Rows from a data source:
____

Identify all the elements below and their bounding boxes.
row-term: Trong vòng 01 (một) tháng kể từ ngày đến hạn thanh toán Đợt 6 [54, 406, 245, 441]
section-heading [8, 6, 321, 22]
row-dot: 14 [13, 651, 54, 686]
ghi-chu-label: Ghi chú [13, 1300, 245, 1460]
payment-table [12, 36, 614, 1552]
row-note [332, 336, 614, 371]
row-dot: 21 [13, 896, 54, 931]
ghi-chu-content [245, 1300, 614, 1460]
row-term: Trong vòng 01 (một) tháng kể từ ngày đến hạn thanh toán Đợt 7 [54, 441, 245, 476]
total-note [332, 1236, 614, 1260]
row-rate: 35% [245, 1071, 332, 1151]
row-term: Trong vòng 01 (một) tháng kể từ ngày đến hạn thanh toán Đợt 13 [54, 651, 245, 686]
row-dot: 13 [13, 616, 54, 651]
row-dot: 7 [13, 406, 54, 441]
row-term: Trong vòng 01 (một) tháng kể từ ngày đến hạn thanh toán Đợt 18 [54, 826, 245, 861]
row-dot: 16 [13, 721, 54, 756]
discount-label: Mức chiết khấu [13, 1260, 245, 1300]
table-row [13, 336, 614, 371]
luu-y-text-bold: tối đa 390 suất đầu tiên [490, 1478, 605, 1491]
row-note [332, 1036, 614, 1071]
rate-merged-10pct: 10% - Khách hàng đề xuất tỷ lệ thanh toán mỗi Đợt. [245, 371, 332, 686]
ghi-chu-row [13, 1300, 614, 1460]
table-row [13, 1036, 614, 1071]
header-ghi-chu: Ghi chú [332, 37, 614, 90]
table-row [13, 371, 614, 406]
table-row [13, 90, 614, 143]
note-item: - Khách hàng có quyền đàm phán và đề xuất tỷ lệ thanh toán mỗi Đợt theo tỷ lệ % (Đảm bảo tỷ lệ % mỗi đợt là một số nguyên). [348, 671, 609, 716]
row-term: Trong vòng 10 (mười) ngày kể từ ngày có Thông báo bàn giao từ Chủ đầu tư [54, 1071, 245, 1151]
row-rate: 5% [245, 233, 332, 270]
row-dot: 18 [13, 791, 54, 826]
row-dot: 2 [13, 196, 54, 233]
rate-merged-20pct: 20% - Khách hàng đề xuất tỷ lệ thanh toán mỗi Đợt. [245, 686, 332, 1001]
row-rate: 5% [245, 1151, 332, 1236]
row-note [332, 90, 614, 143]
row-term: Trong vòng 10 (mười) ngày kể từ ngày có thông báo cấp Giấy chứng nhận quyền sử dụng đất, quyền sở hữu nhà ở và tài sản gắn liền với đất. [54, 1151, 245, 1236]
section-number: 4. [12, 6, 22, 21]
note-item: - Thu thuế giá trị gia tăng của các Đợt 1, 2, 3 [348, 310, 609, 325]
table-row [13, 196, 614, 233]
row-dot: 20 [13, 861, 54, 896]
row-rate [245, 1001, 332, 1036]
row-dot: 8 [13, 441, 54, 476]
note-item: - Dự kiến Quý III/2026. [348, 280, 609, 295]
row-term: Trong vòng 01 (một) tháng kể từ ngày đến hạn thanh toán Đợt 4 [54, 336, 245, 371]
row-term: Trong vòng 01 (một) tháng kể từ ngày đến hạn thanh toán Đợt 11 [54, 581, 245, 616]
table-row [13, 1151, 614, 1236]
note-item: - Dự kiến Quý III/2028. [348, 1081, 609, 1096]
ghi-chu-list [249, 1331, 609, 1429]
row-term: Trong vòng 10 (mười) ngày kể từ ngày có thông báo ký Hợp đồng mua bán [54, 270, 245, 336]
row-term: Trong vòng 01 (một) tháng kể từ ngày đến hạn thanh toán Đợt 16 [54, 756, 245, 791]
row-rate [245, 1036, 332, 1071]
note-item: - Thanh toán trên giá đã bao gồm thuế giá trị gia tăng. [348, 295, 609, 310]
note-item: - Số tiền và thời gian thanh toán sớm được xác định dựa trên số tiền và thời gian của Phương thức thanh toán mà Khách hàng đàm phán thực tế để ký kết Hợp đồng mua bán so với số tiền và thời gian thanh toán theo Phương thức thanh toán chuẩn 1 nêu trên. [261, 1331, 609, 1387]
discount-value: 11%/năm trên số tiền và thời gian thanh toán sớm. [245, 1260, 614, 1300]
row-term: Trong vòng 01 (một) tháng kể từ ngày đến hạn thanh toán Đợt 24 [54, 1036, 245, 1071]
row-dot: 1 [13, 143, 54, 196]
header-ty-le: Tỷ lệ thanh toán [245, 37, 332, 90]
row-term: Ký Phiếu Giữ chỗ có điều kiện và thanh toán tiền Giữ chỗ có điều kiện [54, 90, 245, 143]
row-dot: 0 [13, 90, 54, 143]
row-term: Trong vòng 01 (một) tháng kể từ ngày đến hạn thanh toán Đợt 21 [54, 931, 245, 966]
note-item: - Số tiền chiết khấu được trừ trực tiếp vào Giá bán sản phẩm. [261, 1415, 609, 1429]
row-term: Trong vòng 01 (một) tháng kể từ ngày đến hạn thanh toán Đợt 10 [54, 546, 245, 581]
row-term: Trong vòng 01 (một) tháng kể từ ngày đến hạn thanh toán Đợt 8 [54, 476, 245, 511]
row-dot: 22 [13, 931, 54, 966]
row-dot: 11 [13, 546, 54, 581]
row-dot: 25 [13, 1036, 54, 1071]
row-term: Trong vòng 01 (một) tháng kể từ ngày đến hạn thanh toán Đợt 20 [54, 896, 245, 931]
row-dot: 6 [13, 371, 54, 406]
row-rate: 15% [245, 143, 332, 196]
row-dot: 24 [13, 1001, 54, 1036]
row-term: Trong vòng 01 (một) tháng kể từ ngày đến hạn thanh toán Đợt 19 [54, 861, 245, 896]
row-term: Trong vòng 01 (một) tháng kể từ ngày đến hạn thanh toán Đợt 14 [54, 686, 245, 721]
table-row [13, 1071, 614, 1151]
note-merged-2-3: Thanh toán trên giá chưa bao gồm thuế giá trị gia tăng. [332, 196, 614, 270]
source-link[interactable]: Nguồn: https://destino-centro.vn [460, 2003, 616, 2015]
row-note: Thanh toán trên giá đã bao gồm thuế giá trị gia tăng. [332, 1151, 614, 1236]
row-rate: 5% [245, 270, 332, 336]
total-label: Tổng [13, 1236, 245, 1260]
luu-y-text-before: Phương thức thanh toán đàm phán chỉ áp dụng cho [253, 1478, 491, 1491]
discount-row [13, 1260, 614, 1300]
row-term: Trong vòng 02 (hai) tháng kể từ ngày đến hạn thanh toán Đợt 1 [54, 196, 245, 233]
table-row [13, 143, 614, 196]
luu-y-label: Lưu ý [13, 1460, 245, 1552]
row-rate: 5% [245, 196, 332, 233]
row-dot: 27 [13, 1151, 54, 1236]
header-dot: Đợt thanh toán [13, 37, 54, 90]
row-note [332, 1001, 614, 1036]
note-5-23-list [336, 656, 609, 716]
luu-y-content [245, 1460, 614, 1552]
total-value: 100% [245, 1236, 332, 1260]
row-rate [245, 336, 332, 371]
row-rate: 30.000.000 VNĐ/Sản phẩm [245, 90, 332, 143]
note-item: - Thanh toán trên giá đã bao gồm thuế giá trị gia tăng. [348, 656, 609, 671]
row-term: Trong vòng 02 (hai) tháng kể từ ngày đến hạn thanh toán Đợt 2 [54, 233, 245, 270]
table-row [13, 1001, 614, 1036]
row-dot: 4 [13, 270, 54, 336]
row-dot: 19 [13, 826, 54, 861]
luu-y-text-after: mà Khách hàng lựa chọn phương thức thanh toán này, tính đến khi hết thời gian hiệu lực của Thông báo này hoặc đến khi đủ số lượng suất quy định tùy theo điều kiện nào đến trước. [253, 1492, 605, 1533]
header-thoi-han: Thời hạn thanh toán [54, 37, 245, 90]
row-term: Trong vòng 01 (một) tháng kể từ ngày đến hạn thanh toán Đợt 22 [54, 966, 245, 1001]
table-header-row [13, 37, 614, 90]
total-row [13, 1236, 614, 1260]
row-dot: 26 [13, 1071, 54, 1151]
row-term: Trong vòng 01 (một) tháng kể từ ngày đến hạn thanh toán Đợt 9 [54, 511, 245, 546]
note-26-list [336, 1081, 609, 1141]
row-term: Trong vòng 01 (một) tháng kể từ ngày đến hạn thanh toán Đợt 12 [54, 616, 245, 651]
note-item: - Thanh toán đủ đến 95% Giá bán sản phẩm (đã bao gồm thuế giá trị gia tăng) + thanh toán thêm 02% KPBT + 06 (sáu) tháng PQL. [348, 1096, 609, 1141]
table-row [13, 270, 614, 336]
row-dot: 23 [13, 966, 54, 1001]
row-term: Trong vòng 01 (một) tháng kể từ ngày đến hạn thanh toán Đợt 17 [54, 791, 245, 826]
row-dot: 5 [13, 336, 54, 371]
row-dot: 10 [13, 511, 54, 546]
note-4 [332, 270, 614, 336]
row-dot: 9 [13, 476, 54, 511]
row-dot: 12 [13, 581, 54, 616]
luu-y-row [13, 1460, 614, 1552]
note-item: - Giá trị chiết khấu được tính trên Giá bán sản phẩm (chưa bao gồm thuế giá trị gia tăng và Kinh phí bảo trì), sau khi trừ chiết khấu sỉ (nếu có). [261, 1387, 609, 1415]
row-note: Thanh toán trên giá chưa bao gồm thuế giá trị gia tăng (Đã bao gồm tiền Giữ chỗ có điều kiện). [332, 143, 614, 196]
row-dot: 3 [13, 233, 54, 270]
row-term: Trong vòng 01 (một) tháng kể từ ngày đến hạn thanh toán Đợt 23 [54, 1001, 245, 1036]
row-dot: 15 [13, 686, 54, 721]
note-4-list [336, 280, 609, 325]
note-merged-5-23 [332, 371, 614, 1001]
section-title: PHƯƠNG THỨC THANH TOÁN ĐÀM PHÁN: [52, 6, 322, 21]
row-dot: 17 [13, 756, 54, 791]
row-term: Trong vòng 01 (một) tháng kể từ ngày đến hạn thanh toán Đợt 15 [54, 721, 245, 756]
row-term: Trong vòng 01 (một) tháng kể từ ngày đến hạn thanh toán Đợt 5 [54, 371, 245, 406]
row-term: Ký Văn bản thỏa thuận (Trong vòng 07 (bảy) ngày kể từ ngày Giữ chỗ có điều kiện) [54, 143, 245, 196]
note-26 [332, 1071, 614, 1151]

____

■ **Short problem**
Give every line from the first row through the line containing "header-ghi-chu: Ghi chú [332, 37, 614, 90]" as a JSON list of strings, one string per line, with blank lines left out.

■ **Response**
[
  "Identify all the elements below and their bounding boxes.",
  "row-term: Trong vòng 01 (một) tháng kể từ ngày đến hạn thanh toán Đợt 6 [54, 406, 245, 441]",
  "section-heading [8, 6, 321, 22]",
  "row-dot: 14 [13, 651, 54, 686]",
  "ghi-chu-label: Ghi chú [13, 1300, 245, 1460]",
  "payment-table [12, 36, 614, 1552]",
  "row-note [332, 336, 614, 371]",
  "row-dot: 21 [13, 896, 54, 931]",
  "ghi-chu-content [245, 1300, 614, 1460]",
  "row-term: Trong vòng 01 (một) tháng kể từ ngày đến hạn thanh toán Đợt 7 [54, 441, 245, 476]",
  "total-note [332, 1236, 614, 1260]",
  "row-rate: 35% [245, 1071, 332, 1151]",
  "row-term: Trong vòng 01 (một) tháng kể từ ngày đến hạn thanh toán Đợt 13 [54, 651, 245, 686]",
  "row-dot: 13 [13, 616, 54, 651]",
  "row-dot: 7 [13, 406, 54, 441]",
  "row-term: Trong vòng 01 (một) tháng kể từ ngày đến hạn thanh toán Đợt 18 [54, 826, 245, 861]",
  "row-dot: 16 [13, 721, 54, 756]",
  "discount-label: Mức chiết khấu [13, 1260, 245, 1300]",
  "table-row [13, 336, 614, 371]",
  "luu-y-text-bold: tối đa 390 suất đầu tiên [490, 1478, 605, 1491]",
  "row-note [332, 1036, 614, 1071]",
  "rate-merged-10pct: 10% - Khách hàng đề xuất tỷ lệ thanh toán mỗi Đợt. [245, 371, 332, 686]",
  "ghi-chu-row [13, 1300, 614, 1460]",
  "table-row [13, 1036, 614, 1071]",
  "header-ghi-chu: Ghi chú [332, 37, 614, 90]"
]